LISTED ENTRIES:
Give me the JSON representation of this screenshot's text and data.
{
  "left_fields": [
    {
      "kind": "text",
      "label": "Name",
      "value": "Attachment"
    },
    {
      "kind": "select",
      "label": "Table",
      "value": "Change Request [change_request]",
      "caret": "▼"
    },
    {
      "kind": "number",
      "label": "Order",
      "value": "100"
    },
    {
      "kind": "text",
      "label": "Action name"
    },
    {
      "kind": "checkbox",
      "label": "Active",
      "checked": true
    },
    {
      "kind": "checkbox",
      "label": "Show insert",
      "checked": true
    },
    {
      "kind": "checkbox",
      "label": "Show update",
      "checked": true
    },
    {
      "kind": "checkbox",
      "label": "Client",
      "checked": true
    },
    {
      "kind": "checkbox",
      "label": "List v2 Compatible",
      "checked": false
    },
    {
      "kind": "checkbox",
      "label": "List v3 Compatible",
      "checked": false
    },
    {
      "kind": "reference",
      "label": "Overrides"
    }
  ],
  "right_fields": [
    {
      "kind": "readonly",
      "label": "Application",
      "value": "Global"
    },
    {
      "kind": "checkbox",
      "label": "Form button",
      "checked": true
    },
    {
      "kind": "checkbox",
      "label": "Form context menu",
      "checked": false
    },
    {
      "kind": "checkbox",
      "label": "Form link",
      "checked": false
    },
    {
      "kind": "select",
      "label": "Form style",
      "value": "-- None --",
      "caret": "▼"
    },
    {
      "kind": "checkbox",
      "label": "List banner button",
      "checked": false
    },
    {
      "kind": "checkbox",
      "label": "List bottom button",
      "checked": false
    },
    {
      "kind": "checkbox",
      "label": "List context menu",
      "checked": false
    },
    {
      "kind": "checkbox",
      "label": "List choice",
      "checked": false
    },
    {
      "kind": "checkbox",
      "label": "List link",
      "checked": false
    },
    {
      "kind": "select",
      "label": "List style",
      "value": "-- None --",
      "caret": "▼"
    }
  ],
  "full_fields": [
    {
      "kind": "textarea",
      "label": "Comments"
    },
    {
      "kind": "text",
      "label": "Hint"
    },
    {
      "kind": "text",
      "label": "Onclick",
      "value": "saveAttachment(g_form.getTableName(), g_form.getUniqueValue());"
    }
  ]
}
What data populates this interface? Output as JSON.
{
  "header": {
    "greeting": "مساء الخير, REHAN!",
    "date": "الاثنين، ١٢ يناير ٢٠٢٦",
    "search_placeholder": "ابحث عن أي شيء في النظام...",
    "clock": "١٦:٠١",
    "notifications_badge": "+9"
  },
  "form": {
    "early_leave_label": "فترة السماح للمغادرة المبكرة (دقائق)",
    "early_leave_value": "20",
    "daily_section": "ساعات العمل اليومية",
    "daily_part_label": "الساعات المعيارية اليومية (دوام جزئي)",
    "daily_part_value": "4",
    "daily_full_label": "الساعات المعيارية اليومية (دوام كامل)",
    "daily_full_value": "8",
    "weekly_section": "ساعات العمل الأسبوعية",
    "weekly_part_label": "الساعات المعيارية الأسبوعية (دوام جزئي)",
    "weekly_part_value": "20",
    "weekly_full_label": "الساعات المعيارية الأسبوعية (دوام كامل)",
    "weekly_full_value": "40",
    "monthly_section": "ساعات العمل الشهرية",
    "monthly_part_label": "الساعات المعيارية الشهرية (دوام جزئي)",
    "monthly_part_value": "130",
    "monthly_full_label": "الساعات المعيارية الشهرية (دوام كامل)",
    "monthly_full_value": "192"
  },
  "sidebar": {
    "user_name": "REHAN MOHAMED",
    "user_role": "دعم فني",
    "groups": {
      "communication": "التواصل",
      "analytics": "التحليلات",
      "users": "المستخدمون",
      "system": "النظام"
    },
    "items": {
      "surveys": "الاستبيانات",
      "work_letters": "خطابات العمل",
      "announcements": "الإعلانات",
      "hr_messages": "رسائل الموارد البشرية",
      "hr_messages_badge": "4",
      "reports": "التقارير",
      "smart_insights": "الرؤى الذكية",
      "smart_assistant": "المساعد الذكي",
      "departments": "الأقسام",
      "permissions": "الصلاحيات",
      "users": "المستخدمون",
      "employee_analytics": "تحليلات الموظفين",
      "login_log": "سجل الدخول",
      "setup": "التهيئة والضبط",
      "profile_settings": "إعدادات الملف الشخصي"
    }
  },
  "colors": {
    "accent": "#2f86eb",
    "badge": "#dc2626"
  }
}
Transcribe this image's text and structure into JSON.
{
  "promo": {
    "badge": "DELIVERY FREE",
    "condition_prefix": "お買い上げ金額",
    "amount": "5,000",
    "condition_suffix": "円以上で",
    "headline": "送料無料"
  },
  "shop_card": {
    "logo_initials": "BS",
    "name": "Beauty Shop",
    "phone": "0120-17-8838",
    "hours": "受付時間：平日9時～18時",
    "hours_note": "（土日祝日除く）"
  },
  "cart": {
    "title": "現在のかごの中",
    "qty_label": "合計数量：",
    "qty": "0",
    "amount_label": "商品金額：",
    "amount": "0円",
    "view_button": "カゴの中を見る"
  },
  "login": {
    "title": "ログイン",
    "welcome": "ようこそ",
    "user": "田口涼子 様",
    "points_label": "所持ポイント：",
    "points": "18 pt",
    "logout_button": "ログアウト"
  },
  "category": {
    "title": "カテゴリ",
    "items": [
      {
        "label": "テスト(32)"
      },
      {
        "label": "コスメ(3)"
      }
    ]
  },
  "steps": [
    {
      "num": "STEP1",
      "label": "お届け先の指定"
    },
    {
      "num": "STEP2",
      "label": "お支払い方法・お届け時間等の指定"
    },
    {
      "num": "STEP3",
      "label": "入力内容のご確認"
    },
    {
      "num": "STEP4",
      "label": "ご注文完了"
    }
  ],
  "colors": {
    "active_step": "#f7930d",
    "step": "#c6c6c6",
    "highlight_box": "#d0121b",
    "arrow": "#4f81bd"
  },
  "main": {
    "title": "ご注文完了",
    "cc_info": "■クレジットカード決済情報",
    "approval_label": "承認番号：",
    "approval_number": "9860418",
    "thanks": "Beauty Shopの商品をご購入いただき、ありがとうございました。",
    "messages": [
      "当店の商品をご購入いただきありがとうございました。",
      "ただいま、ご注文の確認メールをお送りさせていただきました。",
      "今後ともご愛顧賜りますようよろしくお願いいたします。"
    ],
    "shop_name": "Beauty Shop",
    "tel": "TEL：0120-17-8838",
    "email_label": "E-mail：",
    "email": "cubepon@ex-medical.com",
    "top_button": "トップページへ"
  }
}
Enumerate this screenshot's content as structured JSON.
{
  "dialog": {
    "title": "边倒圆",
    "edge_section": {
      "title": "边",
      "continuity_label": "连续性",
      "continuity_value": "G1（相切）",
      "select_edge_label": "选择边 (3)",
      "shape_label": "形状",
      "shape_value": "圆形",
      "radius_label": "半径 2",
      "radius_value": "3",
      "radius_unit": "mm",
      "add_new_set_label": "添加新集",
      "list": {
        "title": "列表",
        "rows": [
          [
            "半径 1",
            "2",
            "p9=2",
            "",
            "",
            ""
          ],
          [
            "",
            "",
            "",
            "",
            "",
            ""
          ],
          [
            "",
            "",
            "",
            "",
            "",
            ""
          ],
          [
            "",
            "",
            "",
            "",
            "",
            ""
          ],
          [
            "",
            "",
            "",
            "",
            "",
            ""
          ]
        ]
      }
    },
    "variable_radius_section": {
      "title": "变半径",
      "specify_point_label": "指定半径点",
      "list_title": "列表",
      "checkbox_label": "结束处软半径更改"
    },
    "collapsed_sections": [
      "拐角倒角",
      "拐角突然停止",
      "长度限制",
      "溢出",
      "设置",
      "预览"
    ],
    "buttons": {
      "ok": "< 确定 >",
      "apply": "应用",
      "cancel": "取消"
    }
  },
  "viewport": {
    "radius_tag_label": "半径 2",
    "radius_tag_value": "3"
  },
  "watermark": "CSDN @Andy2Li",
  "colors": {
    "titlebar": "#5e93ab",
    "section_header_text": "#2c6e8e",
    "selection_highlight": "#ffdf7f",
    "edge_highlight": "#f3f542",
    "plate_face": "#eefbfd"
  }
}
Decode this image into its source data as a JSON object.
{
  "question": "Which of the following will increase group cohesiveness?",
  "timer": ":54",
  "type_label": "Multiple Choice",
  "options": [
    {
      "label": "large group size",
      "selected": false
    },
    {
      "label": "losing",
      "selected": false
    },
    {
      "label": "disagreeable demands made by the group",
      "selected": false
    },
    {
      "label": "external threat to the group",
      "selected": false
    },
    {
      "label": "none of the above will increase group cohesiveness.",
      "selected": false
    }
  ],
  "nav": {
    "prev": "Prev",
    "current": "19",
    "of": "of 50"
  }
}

SET EXERCISE: Locate the word "جزئي" in the records above, and return each line that has it.

RESPONSE TO THIS EXERCISE:
    "daily_part_label": "الساعات المعيارية اليومية (دوام جزئي)",
    "weekly_part_label": "الساعات المعيارية الأسبوعية (دوام جزئي)",
    "monthly_part_label": "الساعات المعيارية الشهرية (دوام جزئي)",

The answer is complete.